DATA FOR PROCESSING
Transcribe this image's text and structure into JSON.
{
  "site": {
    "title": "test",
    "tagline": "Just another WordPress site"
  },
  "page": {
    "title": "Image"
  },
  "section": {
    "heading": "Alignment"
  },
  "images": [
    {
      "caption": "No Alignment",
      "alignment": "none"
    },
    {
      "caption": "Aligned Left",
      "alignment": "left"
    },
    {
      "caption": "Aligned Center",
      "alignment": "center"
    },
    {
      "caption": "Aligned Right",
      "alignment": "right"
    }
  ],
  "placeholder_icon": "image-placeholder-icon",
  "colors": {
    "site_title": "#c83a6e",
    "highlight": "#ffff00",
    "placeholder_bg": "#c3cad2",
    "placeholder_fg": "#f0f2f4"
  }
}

DIRECTIONS
Write down the full listing again, exactly.

REPLY
Transcribe this image's text and structure into JSON.
{
  "site": {
    "title": "test",
    "tagline": "Just another WordPress site"
  },
  "page": {
    "title": "Image"
  },
  "section": {
    "heading": "Alignment"
  },
  "images": [
    {
      "caption": "No Alignment",
      "alignment": "none"
    },
    {
      "caption": "Aligned Left",
      "alignment": "left"
    },
    {
      "caption": "Aligned Center",
      "alignment": "center"
    },
    {
      "caption": "Aligned Right",
      "alignment": "right"
    }
  ],
  "placeholder_icon": "image-placeholder-icon",
  "colors": {
    "site_title": "#c83a6e",
    "highlight": "#ffff00",
    "placeholder_bg": "#c3cad2",
    "placeholder_fg": "#f0f2f4"
  }
}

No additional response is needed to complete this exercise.